§ WRITTEN INSTRUCTION
Reproduce the entries exactly.
++++ RECORD SET ++++
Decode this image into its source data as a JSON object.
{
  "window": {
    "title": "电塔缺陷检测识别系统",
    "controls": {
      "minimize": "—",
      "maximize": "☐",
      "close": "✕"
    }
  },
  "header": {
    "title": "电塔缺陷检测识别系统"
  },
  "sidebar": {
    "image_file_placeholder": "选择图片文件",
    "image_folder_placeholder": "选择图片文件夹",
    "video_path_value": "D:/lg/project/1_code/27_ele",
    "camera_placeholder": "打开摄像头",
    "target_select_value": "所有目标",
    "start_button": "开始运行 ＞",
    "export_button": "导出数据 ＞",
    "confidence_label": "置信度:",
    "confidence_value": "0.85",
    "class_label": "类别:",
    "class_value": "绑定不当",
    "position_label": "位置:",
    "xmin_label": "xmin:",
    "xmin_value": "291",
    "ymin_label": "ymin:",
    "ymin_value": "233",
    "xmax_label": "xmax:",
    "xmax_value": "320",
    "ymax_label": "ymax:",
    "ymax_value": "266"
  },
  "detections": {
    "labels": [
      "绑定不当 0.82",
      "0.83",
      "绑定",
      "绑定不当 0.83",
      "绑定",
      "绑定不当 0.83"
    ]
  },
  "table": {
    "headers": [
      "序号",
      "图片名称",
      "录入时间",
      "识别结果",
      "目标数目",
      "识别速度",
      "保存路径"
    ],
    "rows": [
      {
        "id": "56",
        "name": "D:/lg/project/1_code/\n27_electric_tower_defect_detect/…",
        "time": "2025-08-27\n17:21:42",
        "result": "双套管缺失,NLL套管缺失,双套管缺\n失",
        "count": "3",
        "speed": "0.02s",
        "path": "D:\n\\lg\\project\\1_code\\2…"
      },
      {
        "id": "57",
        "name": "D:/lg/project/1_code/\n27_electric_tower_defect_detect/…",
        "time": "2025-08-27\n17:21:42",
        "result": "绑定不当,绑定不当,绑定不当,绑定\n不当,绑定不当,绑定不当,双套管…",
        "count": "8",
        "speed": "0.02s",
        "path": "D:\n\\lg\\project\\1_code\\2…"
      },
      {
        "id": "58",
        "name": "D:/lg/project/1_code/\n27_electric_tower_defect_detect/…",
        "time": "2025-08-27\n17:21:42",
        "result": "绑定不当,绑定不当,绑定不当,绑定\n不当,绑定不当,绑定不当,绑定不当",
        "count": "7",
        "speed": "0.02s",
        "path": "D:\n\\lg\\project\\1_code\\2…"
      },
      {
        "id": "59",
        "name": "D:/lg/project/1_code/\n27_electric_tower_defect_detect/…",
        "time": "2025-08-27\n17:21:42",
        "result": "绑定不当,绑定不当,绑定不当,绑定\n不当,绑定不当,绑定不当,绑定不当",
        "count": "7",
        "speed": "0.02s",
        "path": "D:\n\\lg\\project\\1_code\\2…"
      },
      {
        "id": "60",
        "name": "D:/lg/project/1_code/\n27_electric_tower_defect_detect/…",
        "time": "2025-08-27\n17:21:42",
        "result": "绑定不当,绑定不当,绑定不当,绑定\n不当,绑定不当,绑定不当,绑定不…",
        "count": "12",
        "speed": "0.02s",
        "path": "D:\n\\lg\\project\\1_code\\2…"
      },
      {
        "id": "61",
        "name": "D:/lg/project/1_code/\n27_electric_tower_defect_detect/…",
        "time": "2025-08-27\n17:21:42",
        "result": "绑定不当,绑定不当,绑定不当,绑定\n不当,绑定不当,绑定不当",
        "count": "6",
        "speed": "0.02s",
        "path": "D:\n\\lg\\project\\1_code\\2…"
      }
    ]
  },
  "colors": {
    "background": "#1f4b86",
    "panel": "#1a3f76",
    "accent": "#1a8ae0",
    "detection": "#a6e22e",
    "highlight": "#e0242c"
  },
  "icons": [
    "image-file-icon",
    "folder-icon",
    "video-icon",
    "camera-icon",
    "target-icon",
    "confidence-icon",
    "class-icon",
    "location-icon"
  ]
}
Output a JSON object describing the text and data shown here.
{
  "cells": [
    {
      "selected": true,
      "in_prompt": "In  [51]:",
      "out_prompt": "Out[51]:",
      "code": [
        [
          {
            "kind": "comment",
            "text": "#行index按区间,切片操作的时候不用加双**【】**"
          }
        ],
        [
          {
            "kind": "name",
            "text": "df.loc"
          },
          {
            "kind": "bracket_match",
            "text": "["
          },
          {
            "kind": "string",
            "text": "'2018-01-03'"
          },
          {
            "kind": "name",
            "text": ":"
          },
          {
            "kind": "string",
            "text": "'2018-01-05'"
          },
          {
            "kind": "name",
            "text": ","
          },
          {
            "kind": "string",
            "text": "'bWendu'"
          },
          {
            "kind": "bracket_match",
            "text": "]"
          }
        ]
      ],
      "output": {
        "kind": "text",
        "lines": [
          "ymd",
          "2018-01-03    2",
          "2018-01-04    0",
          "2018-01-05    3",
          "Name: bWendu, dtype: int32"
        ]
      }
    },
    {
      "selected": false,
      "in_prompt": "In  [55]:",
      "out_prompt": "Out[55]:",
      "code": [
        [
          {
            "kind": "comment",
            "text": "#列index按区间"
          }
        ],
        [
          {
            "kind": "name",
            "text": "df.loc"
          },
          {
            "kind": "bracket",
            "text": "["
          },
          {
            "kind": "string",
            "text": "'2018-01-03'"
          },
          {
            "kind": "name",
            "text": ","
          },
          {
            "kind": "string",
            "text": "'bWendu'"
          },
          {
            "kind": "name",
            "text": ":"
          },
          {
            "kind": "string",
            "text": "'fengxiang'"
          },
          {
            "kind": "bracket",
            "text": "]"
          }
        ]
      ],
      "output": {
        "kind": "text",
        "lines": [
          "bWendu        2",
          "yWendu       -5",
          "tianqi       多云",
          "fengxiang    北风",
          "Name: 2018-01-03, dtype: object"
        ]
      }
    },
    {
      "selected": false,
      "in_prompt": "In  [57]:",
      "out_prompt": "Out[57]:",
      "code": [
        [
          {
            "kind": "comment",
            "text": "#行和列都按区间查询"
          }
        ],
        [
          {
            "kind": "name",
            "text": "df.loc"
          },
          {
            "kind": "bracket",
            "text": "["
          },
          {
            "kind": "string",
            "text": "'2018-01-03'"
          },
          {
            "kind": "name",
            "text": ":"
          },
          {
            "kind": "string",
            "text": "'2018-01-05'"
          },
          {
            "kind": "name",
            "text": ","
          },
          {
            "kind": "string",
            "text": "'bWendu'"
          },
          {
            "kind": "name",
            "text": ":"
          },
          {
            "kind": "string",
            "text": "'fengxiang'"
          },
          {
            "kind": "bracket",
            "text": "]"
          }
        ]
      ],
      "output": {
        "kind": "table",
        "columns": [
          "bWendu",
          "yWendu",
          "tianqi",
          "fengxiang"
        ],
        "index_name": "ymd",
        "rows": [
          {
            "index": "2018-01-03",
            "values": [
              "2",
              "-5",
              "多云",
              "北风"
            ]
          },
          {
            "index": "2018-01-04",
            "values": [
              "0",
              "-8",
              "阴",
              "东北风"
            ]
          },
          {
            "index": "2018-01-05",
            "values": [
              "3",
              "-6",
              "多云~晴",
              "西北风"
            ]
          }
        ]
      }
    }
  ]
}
++++
§ REPLY TO THE TASK
Decode this image into its source data as a JSON object.
{
  "window": {
    "title": "电塔缺陷检测识别系统",
    "controls": {
      "minimize": "—",
      "maximize": "☐",
      "close": "✕"
    }
  },
  "header": {
    "title": "电塔缺陷检测识别系统"
  },
  "sidebar": {
    "image_file_placeholder": "选择图片文件",
    "image_folder_placeholder": "选择图片文件夹",
    "video_path_value": "D:/lg/project/1_code/27_ele",
    "camera_placeholder": "打开摄像头",
    "target_select_value": "所有目标",
    "start_button": "开始运行 ＞",
    "export_button": "导出数据 ＞",
    "confidence_label": "置信度:",
    "confidence_value": "0.85",
    "class_label": "类别:",
    "class_value": "绑定不当",
    "position_label": "位置:",
    "xmin_label": "xmin:",
    "xmin_value": "291",
    "ymin_label": "ymin:",
    "ymin_value": "233",
    "xmax_label": "xmax:",
    "xmax_value": "320",
    "ymax_label": "ymax:",
    "ymax_value": "266"
  },
  "detections": {
    "labels": [
      "绑定不当 0.82",
      "0.83",
      "绑定",
      "绑定不当 0.83",
      "绑定",
      "绑定不当 0.83"
    ]
  },
  "table": {
    "headers": [
      "序号",
      "图片名称",
      "录入时间",
      "识别结果",
      "目标数目",
      "识别速度",
      "保存路径"
    ],
    "rows": [
      {
        "id": "56",
        "name": "D:/lg/project/1_code/\n27_electric_tower_defect_detect/…",
        "time": "2025-08-27\n17:21:42",
        "result": "双套管缺失,NLL套管缺失,双套管缺\n失",
        "count": "3",
        "speed": "0.02s",
        "path": "D:\n\\lg\\project\\1_code\\2…"
      },
      {
        "id": "57",
        "name": "D:/lg/project/1_code/\n27_electric_tower_defect_detect/…",
        "time": "2025-08-27\n17:21:42",
        "result": "绑定不当,绑定不当,绑定不当,绑定\n不当,绑定不当,绑定不当,双套管…",
        "count": "8",
        "speed": "0.02s",
        "path": "D:\n\\lg\\project\\1_code\\2…"
      },
      {
        "id": "58",
        "name": "D:/lg/project/1_code/\n27_electric_tower_defect_detect/…",
        "time": "2025-08-27\n17:21:42",
        "result": "绑定不当,绑定不当,绑定不当,绑定\n不当,绑定不当,绑定不当,绑定不当",
        "count": "7",
        "speed": "0.02s",
        "path": "D:\n\\lg\\project\\1_code\\2…"
      },
      {
        "id": "59",
        "name": "D:/lg/project/1_code/\n27_electric_tower_defect_detect/…",
        "time": "2025-08-27\n17:21:42",
        "result": "绑定不当,绑定不当,绑定不当,绑定\n不当,绑定不当,绑定不当,绑定不当",
        "count": "7",
        "speed": "0.02s",
        "path": "D:\n\\lg\\project\\1_code\\2…"
      },
      {
        "id": "60",
        "name": "D:/lg/project/1_code/\n27_electric_tower_defect_detect/…",
        "time": "2025-08-27\n17:21:42",
        "result": "绑定不当,绑定不当,绑定不当,绑定\n不当,绑定不当,绑定不当,绑定不…",
        "count": "12",
        "speed": "0.02s",
        "path": "D:\n\\lg\\project\\1_code\\2…"
      },
      {
        "id": "61",
        "name": "D:/lg/project/1_code/\n27_electric_tower_defect_detect/…",
        "time": "2025-08-27\n17:21:42",
        "result": "绑定不当,绑定不当,绑定不当,绑定\n不当,绑定不当,绑定不当",
        "count": "6",
        "speed": "0.02s",
        "path": "D:\n\\lg\\project\\1_code\\2…"
      }
    ]
  },
  "colors": {
    "background": "#1f4b86",
    "panel": "#1a3f76",
    "accent": "#1a8ae0",
    "detection": "#a6e22e",
    "highlight": "#e0242c"
  },
  "icons": [
    "image-file-icon",
    "folder-icon",
    "video-icon",
    "camera-icon",
    "target-icon",
    "confidence-icon",
    "class-icon",
    "location-icon"
  ]
}
Output a JSON object describing the text and data shown here.
{
  "cells": [
    {
      "selected": true,
      "in_prompt": "In  [51]:",
      "out_prompt": "Out[51]:",
      "code": [
        [
          {
            "kind": "comment",
            "text": "#行index按区间,切片操作的时候不用加双**【】**"
          }
        ],
        [
          {
            "kind": "name",
            "text": "df.loc"
          },
          {
            "kind": "bracket_match",
            "text": "["
          },
          {
            "kind": "string",
            "text": "'2018-01-03'"
          },
          {
            "kind": "name",
            "text": ":"
          },
          {
            "kind": "string",
            "text": "'2018-01-05'"
          },
          {
            "kind": "name",
            "text": ","
          },
          {
            "kind": "string",
            "text": "'bWendu'"
          },
          {
            "kind": "bracket_match",
            "text": "]"
          }
        ]
      ],
      "output": {
        "kind": "text",
        "lines": [
          "ymd",
          "2018-01-03    2",
          "2018-01-04    0",
          "2018-01-05    3",
          "Name: bWendu, dtype: int32"
        ]
      }
    },
    {
      "selected": false,
      "in_prompt": "In  [55]:",
      "out_prompt": "Out[55]:",
      "code": [
        [
          {
            "kind": "comment",
            "text": "#列index按区间"
          }
        ],
        [
          {
            "kind": "name",
            "text": "df.loc"
          },
          {
            "kind": "bracket",
            "text": "["
          },
          {
            "kind": "string",
            "text": "'2018-01-03'"
          },
          {
            "kind": "name",
            "text": ","
          },
          {
            "kind": "string",
            "text": "'bWendu'"
          },
          {
            "kind": "name",
            "text": ":"
          },
          {
            "kind": "string",
            "text": "'fengxiang'"
          },
          {
            "kind": "bracket",
            "text": "]"
          }
        ]
      ],
      "output": {
        "kind": "text",
        "lines": [
          "bWendu        2",
          "yWendu       -5",
          "tianqi       多云",
          "fengxiang    北风",
          "Name: 2018-01-03, dtype: object"
        ]
      }
    },
    {
      "selected": false,
      "in_prompt": "In  [57]:",
      "out_prompt": "Out[57]:",
      "code": [
        [
          {
            "kind": "comment",
            "text": "#行和列都按区间查询"
          }
        ],
        [
          {
            "kind": "name",
            "text": "df.loc"
          },
          {
            "kind": "bracket",
            "text": "["
          },
          {
            "kind": "string",
            "text": "'2018-01-03'"
          },
          {
            "kind": "name",
            "text": ":"
          },
          {
            "kind": "string",
            "text": "'2018-01-05'"
          },
          {
            "kind": "name",
            "text": ","
          },
          {
            "kind": "string",
            "text": "'bWendu'"
          },
          {
            "kind": "name",
            "text": ":"
          },
          {
            "kind": "string",
            "text": "'fengxiang'"
          },
          {
            "kind": "bracket",
            "text": "]"
          }
        ]
      ],
      "output": {
        "kind": "table",
        "columns": [
          "bWendu",
          "yWendu",
          "tianqi",
          "fengxiang"
        ],
        "index_name": "ymd",
        "rows": [
          {
            "index": "2018-01-03",
            "values": [
              "2",
              "-5",
              "多云",
              "北风"
            ]
          },
          {
            "index": "2018-01-04",
            "values": [
              "0",
              "-8",
              "阴",
              "东北风"
            ]
          },
          {
            "index": "2018-01-05",
            "values": [
              "3",
              "-6",
              "多云~晴",
              "西北风"
            ]
          }
        ]
      }
    }
  ]
}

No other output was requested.